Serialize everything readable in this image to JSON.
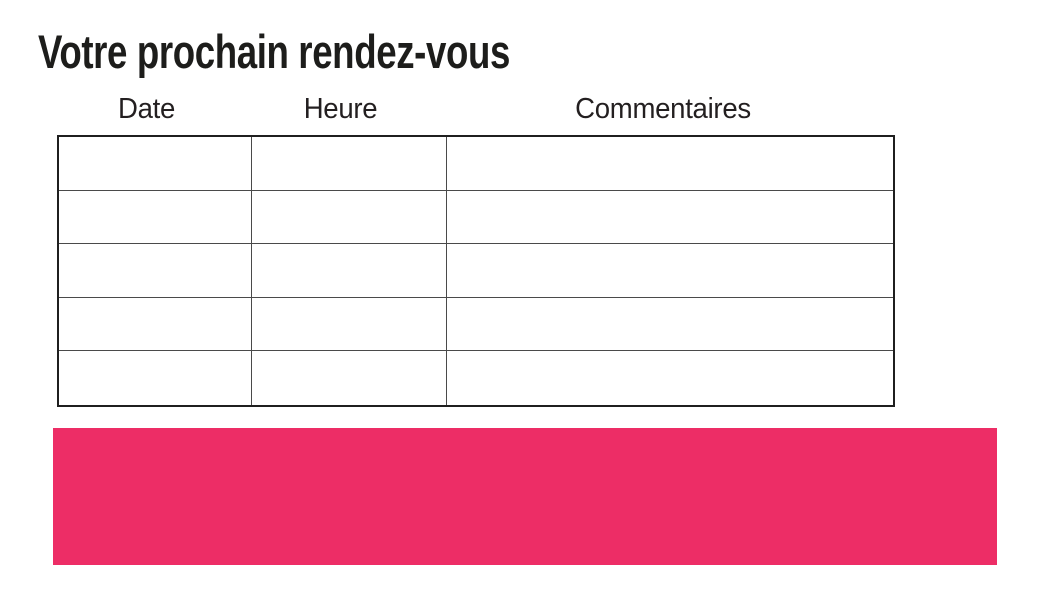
{
  "slide": {
    "title": "Votre prochain rendez-vous"
  },
  "table": {
    "headers": [
      "Date",
      "Heure",
      "Commentaires"
    ],
    "rows": [
      [
        "",
        "",
        ""
      ],
      [
        "",
        "",
        ""
      ],
      [
        "",
        "",
        ""
      ],
      [
        "",
        "",
        ""
      ],
      [
        "",
        "",
        ""
      ]
    ]
  },
  "colors": {
    "accent_pink": "#ED2D66",
    "title_text": "#1D1D1B",
    "header_text": "#231F20",
    "table_border_outer": "#1F1F1F",
    "table_border_inner": "#4A4A4A"
  }
}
■ ■ ■
Stated task -> Take the records above and transcribe them exactly, dropping every picture.

The completed task ->
Serialize everything readable in this image to JSON.
{
  "slide": {
    "title": "Votre prochain rendez-vous"
  },
  "table": {
    "headers": [
      "Date",
      "Heure",
      "Commentaires"
    ],
    "rows": [
      [
        "",
        "",
        ""
      ],
      [
        "",
        "",
        ""
      ],
      [
        "",
        "",
        ""
      ],
      [
        "",
        "",
        ""
      ],
      [
        "",
        "",
        ""
      ]
    ]
  },
  "colors": {
    "accent_pink": "#ED2D66",
    "title_text": "#1D1D1B",
    "header_text": "#231F20",
    "table_border_outer": "#1F1F1F",
    "table_border_inner": "#4A4A4A"
  }
}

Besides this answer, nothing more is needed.